[START OF PROVIDED MATERIAL]

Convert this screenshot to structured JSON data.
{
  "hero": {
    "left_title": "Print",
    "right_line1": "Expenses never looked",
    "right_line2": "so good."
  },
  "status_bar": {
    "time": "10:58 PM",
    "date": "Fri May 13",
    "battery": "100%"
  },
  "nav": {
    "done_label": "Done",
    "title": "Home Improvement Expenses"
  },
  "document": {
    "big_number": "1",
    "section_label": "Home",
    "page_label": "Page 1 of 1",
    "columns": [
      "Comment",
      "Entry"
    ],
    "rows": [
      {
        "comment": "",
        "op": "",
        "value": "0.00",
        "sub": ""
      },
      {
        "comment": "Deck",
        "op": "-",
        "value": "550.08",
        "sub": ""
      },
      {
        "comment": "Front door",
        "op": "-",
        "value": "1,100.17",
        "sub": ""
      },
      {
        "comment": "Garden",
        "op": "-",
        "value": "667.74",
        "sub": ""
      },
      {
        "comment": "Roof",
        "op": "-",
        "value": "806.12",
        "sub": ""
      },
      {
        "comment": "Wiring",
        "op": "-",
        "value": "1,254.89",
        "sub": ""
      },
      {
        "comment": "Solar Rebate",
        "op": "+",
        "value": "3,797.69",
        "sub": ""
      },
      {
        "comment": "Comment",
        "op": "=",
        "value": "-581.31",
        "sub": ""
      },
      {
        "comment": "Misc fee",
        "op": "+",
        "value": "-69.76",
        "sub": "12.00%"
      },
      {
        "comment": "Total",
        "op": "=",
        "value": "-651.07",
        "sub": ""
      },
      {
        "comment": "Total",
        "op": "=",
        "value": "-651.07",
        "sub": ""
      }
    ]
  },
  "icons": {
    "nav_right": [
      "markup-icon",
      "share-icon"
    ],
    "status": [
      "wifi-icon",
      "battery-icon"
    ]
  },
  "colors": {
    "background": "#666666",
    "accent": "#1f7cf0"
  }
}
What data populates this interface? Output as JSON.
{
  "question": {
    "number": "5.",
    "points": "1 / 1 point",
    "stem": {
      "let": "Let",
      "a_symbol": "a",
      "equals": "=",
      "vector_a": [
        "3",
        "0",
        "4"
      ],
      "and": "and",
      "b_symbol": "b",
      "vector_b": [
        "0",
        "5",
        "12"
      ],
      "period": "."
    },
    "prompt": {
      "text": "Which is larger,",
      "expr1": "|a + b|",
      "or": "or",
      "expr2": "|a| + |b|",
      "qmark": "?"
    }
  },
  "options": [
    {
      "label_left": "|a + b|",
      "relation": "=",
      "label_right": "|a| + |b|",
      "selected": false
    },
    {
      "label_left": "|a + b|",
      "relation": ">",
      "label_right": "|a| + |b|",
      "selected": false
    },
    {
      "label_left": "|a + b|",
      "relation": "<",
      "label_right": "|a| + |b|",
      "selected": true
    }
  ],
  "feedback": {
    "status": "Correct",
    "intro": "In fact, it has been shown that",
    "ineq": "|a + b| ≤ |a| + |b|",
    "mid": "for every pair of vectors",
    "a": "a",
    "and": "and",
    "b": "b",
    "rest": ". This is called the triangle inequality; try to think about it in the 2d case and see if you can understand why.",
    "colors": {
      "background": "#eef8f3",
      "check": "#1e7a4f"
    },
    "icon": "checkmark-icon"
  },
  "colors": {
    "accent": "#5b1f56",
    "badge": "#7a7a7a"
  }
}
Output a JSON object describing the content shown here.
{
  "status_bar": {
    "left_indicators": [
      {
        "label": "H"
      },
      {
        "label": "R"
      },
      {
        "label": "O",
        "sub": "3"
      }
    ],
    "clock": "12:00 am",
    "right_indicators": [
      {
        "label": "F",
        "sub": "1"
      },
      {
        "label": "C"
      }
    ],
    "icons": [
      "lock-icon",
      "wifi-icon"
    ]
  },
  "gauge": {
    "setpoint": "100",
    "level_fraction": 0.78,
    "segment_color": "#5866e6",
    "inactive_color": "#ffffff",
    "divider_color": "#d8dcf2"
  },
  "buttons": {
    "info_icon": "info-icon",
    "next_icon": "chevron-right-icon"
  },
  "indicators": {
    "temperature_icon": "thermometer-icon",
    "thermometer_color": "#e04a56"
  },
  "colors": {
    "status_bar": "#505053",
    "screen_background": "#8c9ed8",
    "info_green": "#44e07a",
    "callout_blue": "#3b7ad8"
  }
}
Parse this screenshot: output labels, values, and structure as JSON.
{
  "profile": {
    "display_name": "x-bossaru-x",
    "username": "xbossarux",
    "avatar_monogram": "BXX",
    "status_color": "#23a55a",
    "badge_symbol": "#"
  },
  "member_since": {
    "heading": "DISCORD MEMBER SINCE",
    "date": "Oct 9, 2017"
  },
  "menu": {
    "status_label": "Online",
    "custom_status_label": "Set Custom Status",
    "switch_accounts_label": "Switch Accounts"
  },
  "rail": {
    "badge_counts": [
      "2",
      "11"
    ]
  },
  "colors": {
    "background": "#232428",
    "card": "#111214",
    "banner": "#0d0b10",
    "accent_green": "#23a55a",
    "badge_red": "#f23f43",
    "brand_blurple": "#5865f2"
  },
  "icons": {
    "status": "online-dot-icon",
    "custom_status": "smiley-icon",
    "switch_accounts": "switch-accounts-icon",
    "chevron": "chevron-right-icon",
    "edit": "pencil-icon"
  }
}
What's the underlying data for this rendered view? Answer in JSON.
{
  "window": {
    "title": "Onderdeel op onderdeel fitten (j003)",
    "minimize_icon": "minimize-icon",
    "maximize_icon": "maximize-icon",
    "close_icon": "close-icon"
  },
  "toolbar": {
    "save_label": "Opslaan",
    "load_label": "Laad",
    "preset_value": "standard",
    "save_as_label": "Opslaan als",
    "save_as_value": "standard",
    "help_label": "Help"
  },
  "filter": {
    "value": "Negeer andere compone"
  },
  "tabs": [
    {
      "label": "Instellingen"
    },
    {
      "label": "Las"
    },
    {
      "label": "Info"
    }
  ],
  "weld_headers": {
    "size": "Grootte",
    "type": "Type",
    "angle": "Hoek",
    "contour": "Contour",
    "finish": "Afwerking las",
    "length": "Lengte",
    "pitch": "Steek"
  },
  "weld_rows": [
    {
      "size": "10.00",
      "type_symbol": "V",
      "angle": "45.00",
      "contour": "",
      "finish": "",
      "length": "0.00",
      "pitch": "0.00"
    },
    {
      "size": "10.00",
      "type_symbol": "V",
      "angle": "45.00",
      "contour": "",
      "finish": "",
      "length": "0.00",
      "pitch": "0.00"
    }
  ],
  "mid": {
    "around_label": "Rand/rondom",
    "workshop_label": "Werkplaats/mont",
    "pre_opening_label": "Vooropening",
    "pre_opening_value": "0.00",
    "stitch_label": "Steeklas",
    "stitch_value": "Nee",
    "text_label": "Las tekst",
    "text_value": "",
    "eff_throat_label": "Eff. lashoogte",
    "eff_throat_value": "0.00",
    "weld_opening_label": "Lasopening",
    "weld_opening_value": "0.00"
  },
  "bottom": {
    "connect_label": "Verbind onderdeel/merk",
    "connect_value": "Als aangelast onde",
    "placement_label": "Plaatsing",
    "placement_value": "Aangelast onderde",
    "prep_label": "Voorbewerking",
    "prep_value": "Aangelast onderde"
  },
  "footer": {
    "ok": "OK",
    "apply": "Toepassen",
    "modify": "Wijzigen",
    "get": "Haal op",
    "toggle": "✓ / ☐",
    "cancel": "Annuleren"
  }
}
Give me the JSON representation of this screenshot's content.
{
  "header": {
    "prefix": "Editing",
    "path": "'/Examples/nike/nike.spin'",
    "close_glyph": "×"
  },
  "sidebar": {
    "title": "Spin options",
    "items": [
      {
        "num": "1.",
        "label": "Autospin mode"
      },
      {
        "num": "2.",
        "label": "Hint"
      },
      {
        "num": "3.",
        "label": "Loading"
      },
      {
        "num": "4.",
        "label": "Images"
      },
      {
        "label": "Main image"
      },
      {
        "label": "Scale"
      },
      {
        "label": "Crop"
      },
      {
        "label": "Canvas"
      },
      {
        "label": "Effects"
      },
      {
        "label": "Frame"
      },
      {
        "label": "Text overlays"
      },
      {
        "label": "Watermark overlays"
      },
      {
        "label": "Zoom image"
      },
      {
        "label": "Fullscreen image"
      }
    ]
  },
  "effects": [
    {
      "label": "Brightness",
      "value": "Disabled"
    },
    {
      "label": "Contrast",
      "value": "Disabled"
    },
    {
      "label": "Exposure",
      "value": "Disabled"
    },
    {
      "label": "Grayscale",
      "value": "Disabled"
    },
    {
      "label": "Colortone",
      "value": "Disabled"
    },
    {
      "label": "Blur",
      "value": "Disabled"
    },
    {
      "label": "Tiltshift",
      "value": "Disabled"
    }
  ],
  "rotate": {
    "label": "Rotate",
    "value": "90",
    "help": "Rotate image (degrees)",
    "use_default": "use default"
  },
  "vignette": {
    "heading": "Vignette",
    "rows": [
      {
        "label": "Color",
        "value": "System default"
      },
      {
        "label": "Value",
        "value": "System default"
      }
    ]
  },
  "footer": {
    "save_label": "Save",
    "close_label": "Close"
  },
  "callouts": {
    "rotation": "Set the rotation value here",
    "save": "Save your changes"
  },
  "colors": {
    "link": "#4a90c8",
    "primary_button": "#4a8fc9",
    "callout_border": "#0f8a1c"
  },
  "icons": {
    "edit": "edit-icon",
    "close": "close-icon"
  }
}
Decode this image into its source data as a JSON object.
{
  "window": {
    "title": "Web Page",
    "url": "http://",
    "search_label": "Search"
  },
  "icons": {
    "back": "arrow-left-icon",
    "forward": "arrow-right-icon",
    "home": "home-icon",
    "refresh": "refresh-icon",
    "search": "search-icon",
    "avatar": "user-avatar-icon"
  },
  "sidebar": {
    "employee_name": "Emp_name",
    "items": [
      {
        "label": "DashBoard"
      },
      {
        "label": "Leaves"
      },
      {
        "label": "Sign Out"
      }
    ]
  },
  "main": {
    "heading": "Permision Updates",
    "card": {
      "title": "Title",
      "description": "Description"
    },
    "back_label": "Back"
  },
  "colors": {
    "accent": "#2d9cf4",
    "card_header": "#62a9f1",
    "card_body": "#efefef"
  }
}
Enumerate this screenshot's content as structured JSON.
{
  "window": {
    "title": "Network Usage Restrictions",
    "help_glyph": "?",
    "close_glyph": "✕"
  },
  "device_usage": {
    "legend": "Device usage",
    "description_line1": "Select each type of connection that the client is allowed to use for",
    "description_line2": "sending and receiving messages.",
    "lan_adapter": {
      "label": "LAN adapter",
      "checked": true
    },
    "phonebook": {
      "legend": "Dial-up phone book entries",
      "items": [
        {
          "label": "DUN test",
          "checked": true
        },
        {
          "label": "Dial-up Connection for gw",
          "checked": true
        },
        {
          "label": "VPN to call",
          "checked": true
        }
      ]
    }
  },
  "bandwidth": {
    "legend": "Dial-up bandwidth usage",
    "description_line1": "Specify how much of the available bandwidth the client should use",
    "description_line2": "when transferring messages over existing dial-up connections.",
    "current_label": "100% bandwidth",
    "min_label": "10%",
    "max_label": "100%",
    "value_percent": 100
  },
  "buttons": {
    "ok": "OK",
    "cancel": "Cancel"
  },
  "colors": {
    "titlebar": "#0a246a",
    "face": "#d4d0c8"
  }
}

[END OF PROVIDED MATERIAL]

**YOUR OBJECTIVE**
In the records above, locate each line with the word "What". Copy all such lines.

**RESULT FOR THIS TASK**
What data populates this interface? Output as JSON.
What's the underlying data for this rendered view? Answer in JSON.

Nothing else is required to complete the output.